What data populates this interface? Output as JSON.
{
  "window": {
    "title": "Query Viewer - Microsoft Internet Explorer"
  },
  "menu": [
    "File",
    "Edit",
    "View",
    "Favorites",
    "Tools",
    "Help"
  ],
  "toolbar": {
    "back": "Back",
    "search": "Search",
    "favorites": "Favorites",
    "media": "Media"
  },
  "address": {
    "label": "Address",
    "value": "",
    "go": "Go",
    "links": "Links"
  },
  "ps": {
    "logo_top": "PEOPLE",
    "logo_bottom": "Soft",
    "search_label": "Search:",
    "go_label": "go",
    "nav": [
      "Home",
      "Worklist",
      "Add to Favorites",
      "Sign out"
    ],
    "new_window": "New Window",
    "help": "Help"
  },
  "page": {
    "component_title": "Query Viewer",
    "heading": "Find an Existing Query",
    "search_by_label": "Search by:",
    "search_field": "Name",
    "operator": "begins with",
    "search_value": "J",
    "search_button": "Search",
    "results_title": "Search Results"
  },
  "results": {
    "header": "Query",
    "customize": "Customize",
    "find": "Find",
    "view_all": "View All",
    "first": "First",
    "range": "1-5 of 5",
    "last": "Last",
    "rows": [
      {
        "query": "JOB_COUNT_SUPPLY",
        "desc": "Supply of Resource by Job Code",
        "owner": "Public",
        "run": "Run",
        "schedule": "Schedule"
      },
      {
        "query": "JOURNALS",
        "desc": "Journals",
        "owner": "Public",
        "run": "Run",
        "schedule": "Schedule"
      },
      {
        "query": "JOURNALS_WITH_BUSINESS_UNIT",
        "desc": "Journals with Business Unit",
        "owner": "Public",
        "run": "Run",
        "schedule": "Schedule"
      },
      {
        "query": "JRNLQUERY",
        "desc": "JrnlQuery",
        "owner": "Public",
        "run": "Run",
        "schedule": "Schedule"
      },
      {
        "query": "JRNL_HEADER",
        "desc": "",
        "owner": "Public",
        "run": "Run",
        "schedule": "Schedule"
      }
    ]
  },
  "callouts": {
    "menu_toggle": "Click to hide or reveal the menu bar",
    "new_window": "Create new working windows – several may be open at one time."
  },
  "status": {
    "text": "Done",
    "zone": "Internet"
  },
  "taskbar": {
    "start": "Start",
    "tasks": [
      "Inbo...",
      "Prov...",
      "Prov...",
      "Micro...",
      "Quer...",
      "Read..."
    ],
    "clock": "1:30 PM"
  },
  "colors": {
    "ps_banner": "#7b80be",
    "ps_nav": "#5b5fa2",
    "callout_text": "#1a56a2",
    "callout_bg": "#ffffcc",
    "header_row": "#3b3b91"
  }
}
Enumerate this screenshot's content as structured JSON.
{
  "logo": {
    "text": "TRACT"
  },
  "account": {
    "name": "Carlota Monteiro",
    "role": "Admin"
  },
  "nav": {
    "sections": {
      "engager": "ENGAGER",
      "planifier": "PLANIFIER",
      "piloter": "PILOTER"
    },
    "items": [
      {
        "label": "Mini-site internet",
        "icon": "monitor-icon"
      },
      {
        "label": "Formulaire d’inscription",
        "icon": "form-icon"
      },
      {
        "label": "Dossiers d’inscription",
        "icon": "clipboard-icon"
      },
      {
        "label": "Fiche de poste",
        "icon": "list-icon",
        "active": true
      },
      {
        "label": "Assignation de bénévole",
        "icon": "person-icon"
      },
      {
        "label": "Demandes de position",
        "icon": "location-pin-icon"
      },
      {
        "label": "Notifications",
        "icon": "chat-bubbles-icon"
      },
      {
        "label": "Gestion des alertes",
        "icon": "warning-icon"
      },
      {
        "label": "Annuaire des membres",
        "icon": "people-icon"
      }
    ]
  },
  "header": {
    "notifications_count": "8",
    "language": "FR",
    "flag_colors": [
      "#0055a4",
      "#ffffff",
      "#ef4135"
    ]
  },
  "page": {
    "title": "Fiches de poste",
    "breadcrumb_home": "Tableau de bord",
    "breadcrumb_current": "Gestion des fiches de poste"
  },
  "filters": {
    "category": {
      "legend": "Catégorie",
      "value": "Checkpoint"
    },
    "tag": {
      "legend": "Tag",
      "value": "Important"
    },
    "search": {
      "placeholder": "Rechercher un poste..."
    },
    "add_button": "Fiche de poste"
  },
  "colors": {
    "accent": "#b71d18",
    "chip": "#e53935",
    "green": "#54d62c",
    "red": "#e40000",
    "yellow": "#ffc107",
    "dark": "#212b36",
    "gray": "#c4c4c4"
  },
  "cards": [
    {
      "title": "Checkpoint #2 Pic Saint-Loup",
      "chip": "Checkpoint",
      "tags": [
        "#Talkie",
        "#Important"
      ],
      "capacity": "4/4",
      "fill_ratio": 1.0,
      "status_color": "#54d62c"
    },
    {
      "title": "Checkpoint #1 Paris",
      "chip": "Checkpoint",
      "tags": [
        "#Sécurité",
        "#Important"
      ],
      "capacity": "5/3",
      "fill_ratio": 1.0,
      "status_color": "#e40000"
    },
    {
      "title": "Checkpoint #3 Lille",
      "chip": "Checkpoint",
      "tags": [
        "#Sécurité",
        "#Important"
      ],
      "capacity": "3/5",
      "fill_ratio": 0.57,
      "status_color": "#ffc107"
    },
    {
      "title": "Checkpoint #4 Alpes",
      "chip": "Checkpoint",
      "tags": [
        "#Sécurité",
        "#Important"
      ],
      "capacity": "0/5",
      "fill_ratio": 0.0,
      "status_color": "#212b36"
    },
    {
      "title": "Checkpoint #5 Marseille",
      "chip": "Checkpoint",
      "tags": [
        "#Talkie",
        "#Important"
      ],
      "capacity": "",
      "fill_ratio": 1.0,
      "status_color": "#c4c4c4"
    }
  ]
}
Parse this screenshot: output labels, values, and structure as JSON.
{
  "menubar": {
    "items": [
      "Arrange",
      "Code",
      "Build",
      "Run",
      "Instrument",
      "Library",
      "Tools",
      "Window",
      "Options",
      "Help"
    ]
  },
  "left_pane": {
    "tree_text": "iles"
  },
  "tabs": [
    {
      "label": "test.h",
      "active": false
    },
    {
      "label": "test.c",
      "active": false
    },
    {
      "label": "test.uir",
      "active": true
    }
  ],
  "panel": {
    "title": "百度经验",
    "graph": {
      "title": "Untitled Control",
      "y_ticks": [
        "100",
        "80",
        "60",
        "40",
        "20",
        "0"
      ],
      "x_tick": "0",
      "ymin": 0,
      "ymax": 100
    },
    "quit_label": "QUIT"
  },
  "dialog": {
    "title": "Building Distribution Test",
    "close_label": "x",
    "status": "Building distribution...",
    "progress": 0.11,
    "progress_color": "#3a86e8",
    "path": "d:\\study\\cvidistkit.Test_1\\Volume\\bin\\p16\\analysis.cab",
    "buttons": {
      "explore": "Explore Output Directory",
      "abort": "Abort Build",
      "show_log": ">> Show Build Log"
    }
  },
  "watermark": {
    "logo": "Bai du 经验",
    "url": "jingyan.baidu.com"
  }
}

----

• [WHAT YOU ARE ASKED TO DO]:
Answer with one number: how many lines of the entries above include the word "poste".

• [ANSWER TO THIS PROBLEM]:
5